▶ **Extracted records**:
*-*-*
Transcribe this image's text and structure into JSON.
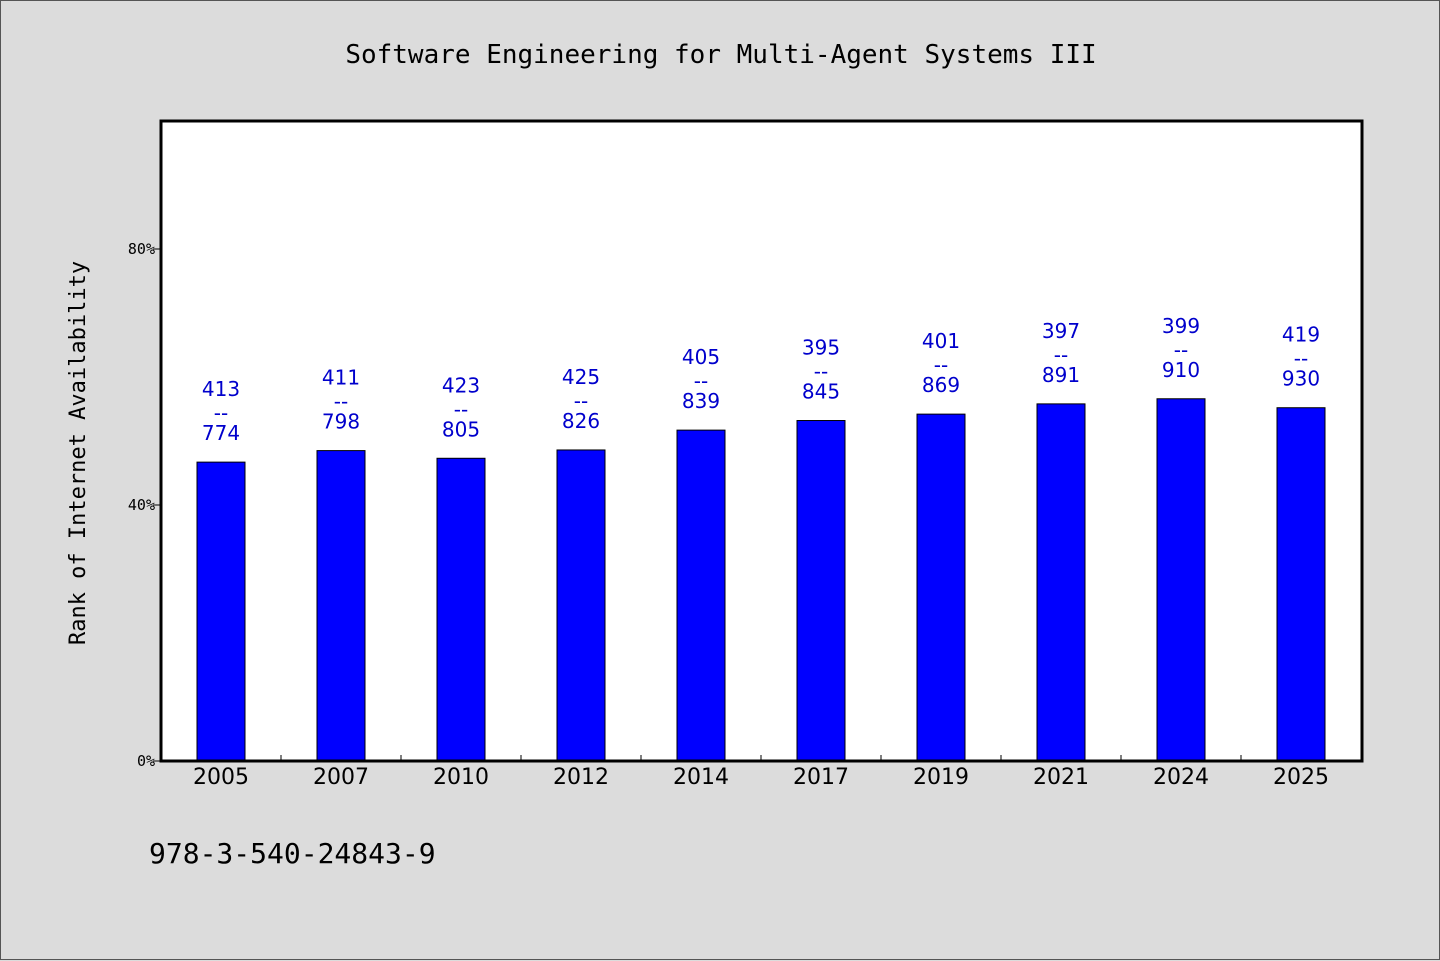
{
  "chart_data": {
    "type": "bar",
    "title": "Software Engineering for Multi-Agent Systems III",
    "xlabel": "",
    "ylabel": "Rank of Internet Availability",
    "ylim": [
      0,
      100
    ],
    "yticks": [
      {
        "value": 0,
        "label": "0%"
      },
      {
        "value": 40,
        "label": "40%"
      },
      {
        "value": 80,
        "label": "80%"
      }
    ],
    "categories": [
      "2005",
      "2007",
      "2010",
      "2012",
      "2014",
      "2017",
      "2019",
      "2021",
      "2024",
      "2025"
    ],
    "values": [
      46.7,
      48.5,
      47.3,
      48.6,
      51.7,
      53.2,
      54.2,
      55.8,
      56.6,
      55.2
    ],
    "data_labels": [
      {
        "top": "413",
        "sep": "--",
        "bottom": "774"
      },
      {
        "top": "411",
        "sep": "--",
        "bottom": "798"
      },
      {
        "top": "423",
        "sep": "--",
        "bottom": "805"
      },
      {
        "top": "425",
        "sep": "--",
        "bottom": "826"
      },
      {
        "top": "405",
        "sep": "--",
        "bottom": "839"
      },
      {
        "top": "395",
        "sep": "--",
        "bottom": "845"
      },
      {
        "top": "401",
        "sep": "--",
        "bottom": "869"
      },
      {
        "top": "397",
        "sep": "--",
        "bottom": "891"
      },
      {
        "top": "399",
        "sep": "--",
        "bottom": "910"
      },
      {
        "top": "419",
        "sep": "--",
        "bottom": "930"
      }
    ],
    "bar_color": "#0000ff",
    "label_color": "#0000cc",
    "grid": false,
    "legend": "none"
  },
  "footer": {
    "isbn": "978-3-540-24843-9"
  },
  "colors": {
    "background": "#dcdcdc",
    "plot_background": "#ffffff"
  }
}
*-*-*
▶ **TASK**: In the records above, find each line that holds the word "bottom"; copy all such lines.

▶ **WRITTEN REPLY**:
        "bottom": "774"
        "bottom": "798"
        "bottom": "805"
        "bottom": "826"
        "bottom": "839"
        "bottom": "845"
        "bottom": "869"
        "bottom": "891"
        "bottom": "910"
        "bottom": "930"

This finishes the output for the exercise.